**WHAT THE TASK ASKS**. Reproduce every one of the following records verbatim, line by line, with no changes.

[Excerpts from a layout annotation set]
— BEGIN —

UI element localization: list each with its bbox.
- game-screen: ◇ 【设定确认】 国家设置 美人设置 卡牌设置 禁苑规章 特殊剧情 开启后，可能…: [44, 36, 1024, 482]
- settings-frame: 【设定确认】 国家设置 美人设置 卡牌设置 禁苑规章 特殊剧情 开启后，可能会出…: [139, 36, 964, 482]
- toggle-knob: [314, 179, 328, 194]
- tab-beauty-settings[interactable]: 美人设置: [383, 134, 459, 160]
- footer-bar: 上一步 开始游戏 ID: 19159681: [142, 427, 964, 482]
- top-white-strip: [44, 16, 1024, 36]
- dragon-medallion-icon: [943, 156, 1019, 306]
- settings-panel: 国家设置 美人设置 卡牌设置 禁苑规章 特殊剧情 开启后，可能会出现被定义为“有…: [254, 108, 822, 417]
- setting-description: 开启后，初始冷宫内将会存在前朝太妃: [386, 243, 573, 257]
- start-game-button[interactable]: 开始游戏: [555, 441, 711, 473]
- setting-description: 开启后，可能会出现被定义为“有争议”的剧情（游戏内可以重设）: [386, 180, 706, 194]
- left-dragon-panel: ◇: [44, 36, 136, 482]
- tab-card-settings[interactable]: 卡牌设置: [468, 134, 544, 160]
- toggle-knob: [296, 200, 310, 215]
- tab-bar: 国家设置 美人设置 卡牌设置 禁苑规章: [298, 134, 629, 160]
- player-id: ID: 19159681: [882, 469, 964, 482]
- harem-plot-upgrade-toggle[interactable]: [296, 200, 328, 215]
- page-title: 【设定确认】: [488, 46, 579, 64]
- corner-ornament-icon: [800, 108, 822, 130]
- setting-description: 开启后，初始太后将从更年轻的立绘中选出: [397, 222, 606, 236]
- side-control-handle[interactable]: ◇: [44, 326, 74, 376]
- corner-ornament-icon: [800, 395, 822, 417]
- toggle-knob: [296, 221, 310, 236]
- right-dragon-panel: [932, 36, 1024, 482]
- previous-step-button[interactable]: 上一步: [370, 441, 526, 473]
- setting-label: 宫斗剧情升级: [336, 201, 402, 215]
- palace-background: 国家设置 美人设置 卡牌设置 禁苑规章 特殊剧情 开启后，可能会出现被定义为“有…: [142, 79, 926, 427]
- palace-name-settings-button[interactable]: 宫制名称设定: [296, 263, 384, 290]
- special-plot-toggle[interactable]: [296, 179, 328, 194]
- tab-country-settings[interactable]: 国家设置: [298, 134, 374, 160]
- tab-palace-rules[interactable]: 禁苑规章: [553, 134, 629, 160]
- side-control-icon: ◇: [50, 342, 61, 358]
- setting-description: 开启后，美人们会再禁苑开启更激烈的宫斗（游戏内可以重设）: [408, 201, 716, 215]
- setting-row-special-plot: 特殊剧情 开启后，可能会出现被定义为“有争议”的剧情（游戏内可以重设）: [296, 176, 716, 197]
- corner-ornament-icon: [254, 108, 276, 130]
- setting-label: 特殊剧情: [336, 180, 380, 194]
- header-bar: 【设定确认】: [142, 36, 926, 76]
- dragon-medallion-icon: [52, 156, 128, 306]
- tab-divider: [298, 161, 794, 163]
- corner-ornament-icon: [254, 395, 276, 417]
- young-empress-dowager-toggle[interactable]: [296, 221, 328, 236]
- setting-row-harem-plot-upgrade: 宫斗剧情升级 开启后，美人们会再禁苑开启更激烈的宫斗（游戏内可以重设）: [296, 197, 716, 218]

— END —

**WORKED ANSWER**.
UI element localization: list each with its bbox.
- game-screen: ◇ 【设定确认】 国家设置 美人设置 卡牌设置 禁苑规章 特殊剧情 开启后，可能…: [44, 36, 1024, 482]
- settings-frame: 【设定确认】 国家设置 美人设置 卡牌设置 禁苑规章 特殊剧情 开启后，可能会出…: [139, 36, 964, 482]
- toggle-knob: [314, 179, 328, 194]
- tab-beauty-settings[interactable]: 美人设置: [383, 134, 459, 160]
- footer-bar: 上一步 开始游戏 ID: 19159681: [142, 427, 964, 482]
- top-white-strip: [44, 16, 1024, 36]
- dragon-medallion-icon: [943, 156, 1019, 306]
- settings-panel: 国家设置 美人设置 卡牌设置 禁苑规章 特殊剧情 开启后，可能会出现被定义为“有…: [254, 108, 822, 417]
- setting-description: 开启后，初始冷宫内将会存在前朝太妃: [386, 243, 573, 257]
- start-game-button[interactable]: 开始游戏: [555, 441, 711, 473]
- setting-description: 开启后，可能会出现被定义为“有争议”的剧情（游戏内可以重设）: [386, 180, 706, 194]
- left-dragon-panel: ◇: [44, 36, 136, 482]
- tab-card-settings[interactable]: 卡牌设置: [468, 134, 544, 160]
- toggle-knob: [296, 200, 310, 215]
- tab-bar: 国家设置 美人设置 卡牌设置 禁苑规章: [298, 134, 629, 160]
- player-id: ID: 19159681: [882, 469, 964, 482]
- harem-plot-upgrade-toggle[interactable]: [296, 200, 328, 215]
- page-title: 【设定确认】: [488, 46, 579, 64]
- corner-ornament-icon: [800, 108, 822, 130]
- setting-description: 开启后，初始太后将从更年轻的立绘中选出: [397, 222, 606, 236]
- side-control-handle[interactable]: ◇: [44, 326, 74, 376]
- corner-ornament-icon: [800, 395, 822, 417]
- toggle-knob: [296, 221, 310, 236]
- right-dragon-panel: [932, 36, 1024, 482]
- previous-step-button[interactable]: 上一步: [370, 441, 526, 473]
- setting-label: 宫斗剧情升级: [336, 201, 402, 215]
- palace-background: 国家设置 美人设置 卡牌设置 禁苑规章 特殊剧情 开启后，可能会出现被定义为“有…: [142, 79, 926, 427]
- palace-name-settings-button[interactable]: 宫制名称设定: [296, 263, 384, 290]
- special-plot-toggle[interactable]: [296, 179, 328, 194]
- tab-country-settings[interactable]: 国家设置: [298, 134, 374, 160]
- tab-palace-rules[interactable]: 禁苑规章: [553, 134, 629, 160]
- side-control-icon: ◇: [50, 342, 61, 358]
- setting-description: 开启后，美人们会再禁苑开启更激烈的宫斗（游戏内可以重设）: [408, 201, 716, 215]
- setting-row-special-plot: 特殊剧情 开启后，可能会出现被定义为“有争议”的剧情（游戏内可以重设）: [296, 176, 716, 197]
- corner-ornament-icon: [254, 108, 276, 130]
- setting-label: 特殊剧情: [336, 180, 380, 194]
- header-bar: 【设定确认】: [142, 36, 926, 76]
- dragon-medallion-icon: [52, 156, 128, 306]
- tab-divider: [298, 161, 794, 163]
- corner-ornament-icon: [254, 395, 276, 417]
- young-empress-dowager-toggle[interactable]: [296, 221, 328, 236]
- setting-row-harem-plot-upgrade: 宫斗剧情升级 开启后，美人们会再禁苑开启更激烈的宫斗（游戏内可以重设）: [296, 197, 716, 218]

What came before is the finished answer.